## To be done
From the entries below, copy every line that holds the word "Truk".

· · · ·

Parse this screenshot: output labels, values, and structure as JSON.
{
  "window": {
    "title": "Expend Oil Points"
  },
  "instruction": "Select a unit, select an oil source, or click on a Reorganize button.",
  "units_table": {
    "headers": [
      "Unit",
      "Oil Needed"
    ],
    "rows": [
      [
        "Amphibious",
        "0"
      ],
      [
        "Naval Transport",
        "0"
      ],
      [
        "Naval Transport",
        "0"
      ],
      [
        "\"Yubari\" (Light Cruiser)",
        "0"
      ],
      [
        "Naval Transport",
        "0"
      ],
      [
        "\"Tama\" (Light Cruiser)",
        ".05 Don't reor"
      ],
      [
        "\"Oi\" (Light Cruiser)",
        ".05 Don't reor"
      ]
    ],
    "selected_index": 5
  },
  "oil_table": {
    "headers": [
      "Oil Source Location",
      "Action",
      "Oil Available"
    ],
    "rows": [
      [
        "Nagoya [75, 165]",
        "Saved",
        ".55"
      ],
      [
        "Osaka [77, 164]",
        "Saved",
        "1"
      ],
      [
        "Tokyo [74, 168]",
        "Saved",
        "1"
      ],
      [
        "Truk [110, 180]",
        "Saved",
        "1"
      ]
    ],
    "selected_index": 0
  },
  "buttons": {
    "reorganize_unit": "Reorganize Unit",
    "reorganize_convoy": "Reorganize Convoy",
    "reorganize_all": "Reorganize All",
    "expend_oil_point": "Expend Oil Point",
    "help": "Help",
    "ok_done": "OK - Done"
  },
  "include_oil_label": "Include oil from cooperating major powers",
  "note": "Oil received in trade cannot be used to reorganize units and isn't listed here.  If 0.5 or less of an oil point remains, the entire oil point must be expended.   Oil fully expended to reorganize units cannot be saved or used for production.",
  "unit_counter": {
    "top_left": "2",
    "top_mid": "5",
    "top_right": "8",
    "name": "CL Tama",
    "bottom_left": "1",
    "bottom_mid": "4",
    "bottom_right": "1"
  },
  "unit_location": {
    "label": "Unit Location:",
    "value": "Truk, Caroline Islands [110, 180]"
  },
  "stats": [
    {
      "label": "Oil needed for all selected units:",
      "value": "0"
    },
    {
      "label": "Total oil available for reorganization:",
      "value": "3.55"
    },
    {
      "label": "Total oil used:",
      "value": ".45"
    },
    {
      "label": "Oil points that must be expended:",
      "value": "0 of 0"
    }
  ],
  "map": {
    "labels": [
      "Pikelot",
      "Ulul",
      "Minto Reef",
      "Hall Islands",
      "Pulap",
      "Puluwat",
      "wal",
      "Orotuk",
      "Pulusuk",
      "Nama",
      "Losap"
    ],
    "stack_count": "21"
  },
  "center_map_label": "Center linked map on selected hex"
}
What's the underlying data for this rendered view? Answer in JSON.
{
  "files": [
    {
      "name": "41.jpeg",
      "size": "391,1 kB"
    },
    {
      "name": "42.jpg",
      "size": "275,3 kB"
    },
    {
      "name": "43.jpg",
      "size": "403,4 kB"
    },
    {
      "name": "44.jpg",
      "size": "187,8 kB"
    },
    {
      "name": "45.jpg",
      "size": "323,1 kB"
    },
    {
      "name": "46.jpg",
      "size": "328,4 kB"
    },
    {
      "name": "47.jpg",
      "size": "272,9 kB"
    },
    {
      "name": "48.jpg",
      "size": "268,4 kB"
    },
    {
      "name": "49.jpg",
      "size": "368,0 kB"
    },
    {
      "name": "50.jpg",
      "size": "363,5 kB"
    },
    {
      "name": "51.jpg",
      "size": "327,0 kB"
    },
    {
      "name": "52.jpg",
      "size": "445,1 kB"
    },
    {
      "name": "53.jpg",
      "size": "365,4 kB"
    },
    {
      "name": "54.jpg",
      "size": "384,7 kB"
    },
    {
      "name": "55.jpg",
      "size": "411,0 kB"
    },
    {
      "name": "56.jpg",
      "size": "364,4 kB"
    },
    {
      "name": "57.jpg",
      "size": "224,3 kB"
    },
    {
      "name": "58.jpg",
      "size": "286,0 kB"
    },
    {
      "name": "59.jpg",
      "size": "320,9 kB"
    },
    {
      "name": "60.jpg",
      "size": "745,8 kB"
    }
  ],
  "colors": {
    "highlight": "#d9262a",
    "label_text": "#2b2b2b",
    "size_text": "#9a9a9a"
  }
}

· · · ·

## Exercise result
        "Truk [110, 180]",
    "value": "Truk, Caroline Islands [110, 180]"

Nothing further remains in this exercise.